> **Exercise**: Present every line in which the string "Countries" appears.

[Provided information start]

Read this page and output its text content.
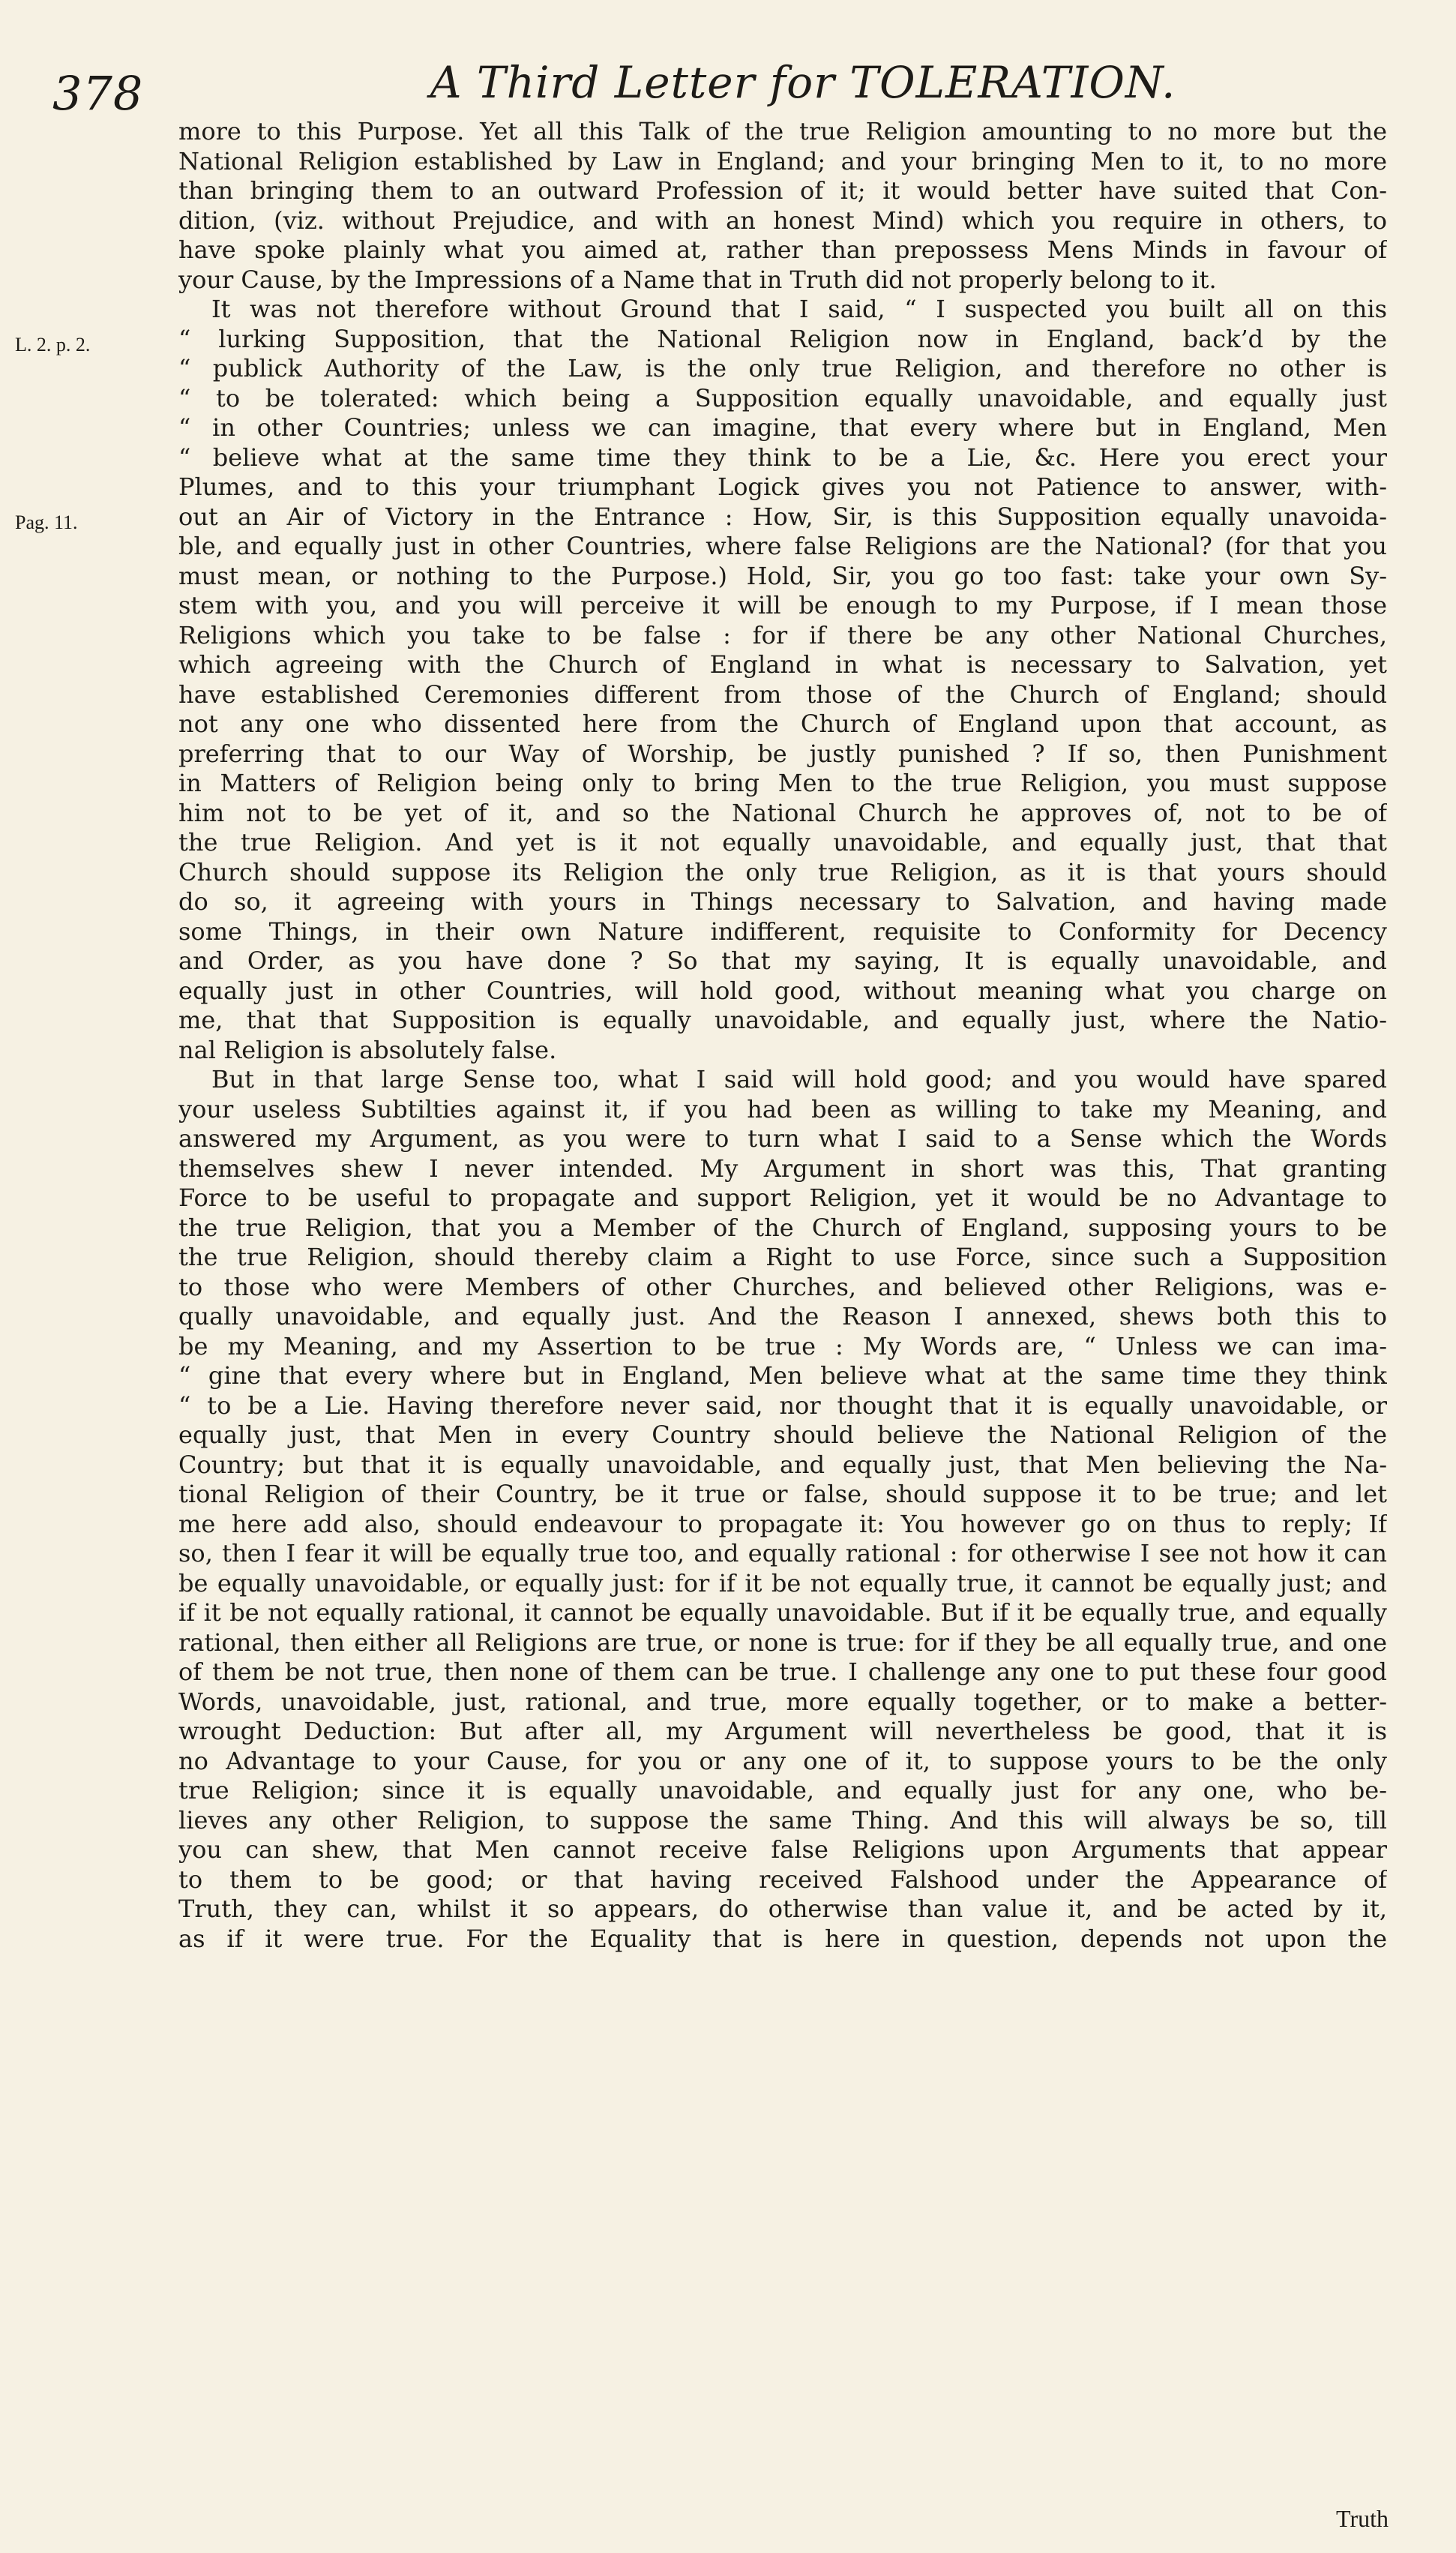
378	A Third Letter for TOLERATION.
L. 2. p. 2.
Pag. 11.
more to this Purpose. Yet all this Talk of the true Religion amounting to no more but the
National Religion established by Law in England; and your bringing Men to it, to no more
than bringing them to an outward Profession of it; it would better have suited that Con-
dition, (viz. without Prejudice, and with an honest Mind) which you require in others, to
have spoke plainly what you aimed at, rather than prepossess Mens Minds in favour of
your Cause, by the Impressions of a Name that in Truth did not properly belong to it.
It was not therefore without Ground that I said, “ I suspected you built all on this
“ lurking Supposition, that the National Religion now in England, back’d by the
“ publick Authority of the Law, is the only true Religion, and therefore no other is
“ to be tolerated: which being a Supposition equally unavoidable, and equally just
“ in other Countries; unless we can imagine, that every where but in England, Men
“ believe what at the same time they think to be a Lie, &c. Here you erect your
Plumes, and to this your triumphant Logick gives you not Patience to answer, with-
out an Air of Victory in the Entrance : How, Sir, is this Supposition equally unavoida-
ble, and equally just in other Countries, where false Religions are the National? (for that you
must mean, or nothing to the Purpose.) Hold, Sir, you go too fast: take your own Sy-
stem with you, and you will perceive it will be enough to my Purpose, if I mean those
Religions which you take to be false : for if there be any other National Churches,
which agreeing with the Church of England in what is necessary to Salvation, yet
have established Ceremonies different from those of the Church of England; should
not any one who dissented here from the Church of England upon that account, as
preferring that to our Way of Worship, be justly punished ? If so, then Punishment
in Matters of Religion being only to bring Men to the true Religion, you must suppose
him not to be yet of it, and so the National Church he approves of, not to be of
the true Religion. And yet is it not equally unavoidable, and equally just, that that
Church should suppose its Religion the only true Religion, as it is that yours should
do so, it agreeing with yours in Things necessary to Salvation, and having made
some Things, in their own Nature indifferent, requisite to Conformity for Decency
and Order, as you have done ? So that my saying, It is equally unavoidable, and
equally just in other Countries, will hold good, without meaning what you charge on
me, that that Supposition is equally unavoidable, and equally just, where the Natio-
nal Religion is absolutely false.
But in that large Sense too, what I said will hold good; and you would have spared
your useless Subtilties against it, if you had been as willing to take my Meaning, and
answered my Argument, as you were to turn what I said to a Sense which the Words
themselves shew I never intended. My Argument in short was this, That granting
Force to be useful to propagate and support Religion, yet it would be no Advantage to
the true Religion, that you a Member of the Church of England, supposing yours to be
the true Religion, should thereby claim a Right to use Force, since such a Supposition
to those who were Members of other Churches, and believed other Religions, was e-
qually unavoidable, and equally just. And the Reason I annexed, shews both this to
be my Meaning, and my Assertion to be true : My Words are, “ Unless we can ima-
“ gine that every where but in England, Men believe what at the same time they think
“ to be a Lie. Having therefore never said, nor thought that it is equally unavoidable, or
equally just, that Men in every Country should believe the National Religion of the
Country; but that it is equally unavoidable, and equally just, that Men believing the Na-
tional Religion of their Country, be it true or false, should suppose it to be true; and let
me here add also, should endeavour to propagate it: You however go on thus to reply; If
so, then I fear it will be equally true too, and equally rational : for otherwise I see not how it can
be equally unavoidable, or equally just: for if it be not equally true, it cannot be equally just; and
if it be not equally rational, it cannot be equally unavoidable. But if it be equally true, and equally
rational, then either all Religions are true, or none is true: for if they be all equally true, and one
of them be not true, then none of them can be true. I challenge any one to put these four good
Words, unavoidable, just, rational, and true, more equally together, or to make a better-
wrought Deduction: But after all, my Argument will nevertheless be good, that it is
no Advantage to your Cause, for you or any one of it, to suppose yours to be the only
true Religion; since it is equally unavoidable, and equally just for any one, who be-
lieves any other Religion, to suppose the same Thing. And this will always be so, till
you can shew, that Men cannot receive false Religions upon Arguments that appear
to them to be good; or that having received Falshood under the Appearance of
Truth, they can, whilst it so appears, do otherwise than value it, and be acted by it,
as if it were true. For the Equality that is here in question, depends not upon the
Truth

[Provided information end]

> **Full solution**:
“ in other Countries; unless we can imagine, that every where but in England, Men
ble, and equally just in other Countries, where false Religions are the National? (for that you
equally just in other Countries, will hold good, without meaning what you charge on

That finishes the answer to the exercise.